Return the listing below unchanged, minus its pictures.

**Dataset records**:

[START]

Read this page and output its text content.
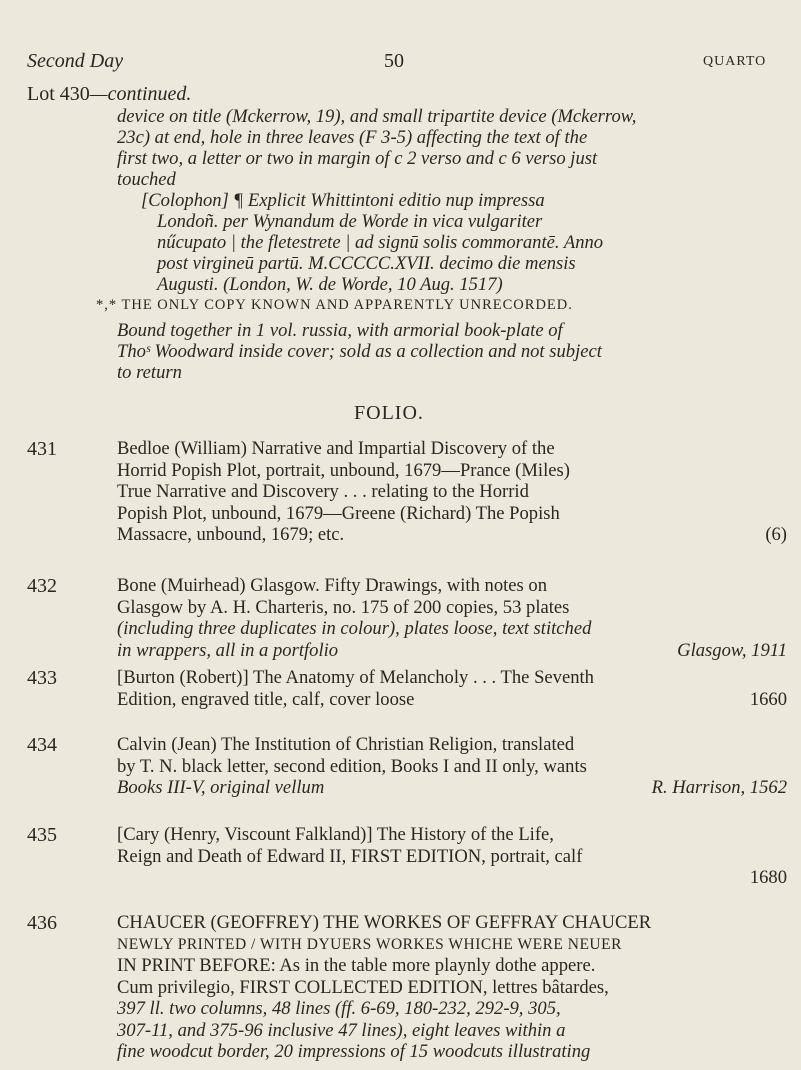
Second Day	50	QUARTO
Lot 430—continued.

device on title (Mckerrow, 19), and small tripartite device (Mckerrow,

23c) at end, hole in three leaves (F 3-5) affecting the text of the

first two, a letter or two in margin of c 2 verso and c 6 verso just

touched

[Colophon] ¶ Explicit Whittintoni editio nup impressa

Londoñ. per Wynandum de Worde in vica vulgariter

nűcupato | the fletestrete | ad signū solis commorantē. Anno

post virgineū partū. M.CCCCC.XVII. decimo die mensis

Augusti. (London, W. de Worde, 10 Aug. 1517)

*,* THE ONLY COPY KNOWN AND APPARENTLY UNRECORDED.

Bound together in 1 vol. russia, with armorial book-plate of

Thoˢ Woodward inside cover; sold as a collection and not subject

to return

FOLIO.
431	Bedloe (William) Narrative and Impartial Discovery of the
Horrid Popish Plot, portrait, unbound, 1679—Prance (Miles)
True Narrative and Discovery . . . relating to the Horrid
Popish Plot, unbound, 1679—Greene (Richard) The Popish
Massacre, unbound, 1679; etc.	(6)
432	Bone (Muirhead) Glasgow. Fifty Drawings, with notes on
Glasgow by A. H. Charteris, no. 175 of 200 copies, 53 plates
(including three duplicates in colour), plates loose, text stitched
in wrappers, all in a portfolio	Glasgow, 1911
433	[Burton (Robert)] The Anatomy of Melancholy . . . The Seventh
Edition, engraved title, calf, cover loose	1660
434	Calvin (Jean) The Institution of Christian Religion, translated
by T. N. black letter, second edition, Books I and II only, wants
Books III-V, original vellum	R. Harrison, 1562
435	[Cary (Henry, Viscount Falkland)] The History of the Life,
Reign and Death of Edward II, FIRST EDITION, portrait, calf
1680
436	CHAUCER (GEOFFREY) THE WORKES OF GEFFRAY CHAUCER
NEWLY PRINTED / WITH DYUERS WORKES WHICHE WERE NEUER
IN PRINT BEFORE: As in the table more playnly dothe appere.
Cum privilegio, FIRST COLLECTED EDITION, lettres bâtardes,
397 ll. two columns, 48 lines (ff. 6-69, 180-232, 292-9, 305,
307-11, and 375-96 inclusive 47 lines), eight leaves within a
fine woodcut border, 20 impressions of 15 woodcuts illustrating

[END]

**Exercise solution**:
Read this page and output its text content.
Second Day	50	QUARTO
Lot 430—continued.

device on title (Mckerrow, 19), and small tripartite device (Mckerrow,

23c) at end, hole in three leaves (F 3-5) affecting the text of the

first two, a letter or two in margin of c 2 verso and c 6 verso just

touched

[Colophon] ¶ Explicit Whittintoni editio nup impressa

Londoñ. per Wynandum de Worde in vica vulgariter

nűcupato | the fletestrete | ad signū solis commorantē. Anno

post virgineū partū. M.CCCCC.XVII. decimo die mensis

Augusti. (London, W. de Worde, 10 Aug. 1517)

*,* THE ONLY COPY KNOWN AND APPARENTLY UNRECORDED.

Bound together in 1 vol. russia, with armorial book-plate of

Thoˢ Woodward inside cover; sold as a collection and not subject

to return

FOLIO.
431	Bedloe (William) Narrative and Impartial Discovery of the
Horrid Popish Plot, portrait, unbound, 1679—Prance (Miles)
True Narrative and Discovery . . . relating to the Horrid
Popish Plot, unbound, 1679—Greene (Richard) The Popish
Massacre, unbound, 1679; etc.	(6)
432	Bone (Muirhead) Glasgow. Fifty Drawings, with notes on
Glasgow by A. H. Charteris, no. 175 of 200 copies, 53 plates
(including three duplicates in colour), plates loose, text stitched
in wrappers, all in a portfolio	Glasgow, 1911
433	[Burton (Robert)] The Anatomy of Melancholy . . . The Seventh
Edition, engraved title, calf, cover loose	1660
434	Calvin (Jean) The Institution of Christian Religion, translated
by T. N. black letter, second edition, Books I and II only, wants
Books III-V, original vellum	R. Harrison, 1562
435	[Cary (Henry, Viscount Falkland)] The History of the Life,
Reign and Death of Edward II, FIRST EDITION, portrait, calf
1680
436	CHAUCER (GEOFFREY) THE WORKES OF GEFFRAY CHAUCER
NEWLY PRINTED / WITH DYUERS WORKES WHICHE WERE NEUER
IN PRINT BEFORE: As in the table more playnly dothe appere.
Cum privilegio, FIRST COLLECTED EDITION, lettres bâtardes,
397 ll. two columns, 48 lines (ff. 6-69, 180-232, 292-9, 305,
307-11, and 375-96 inclusive 47 lines), eight leaves within a
fine woodcut border, 20 impressions of 15 woodcuts illustrating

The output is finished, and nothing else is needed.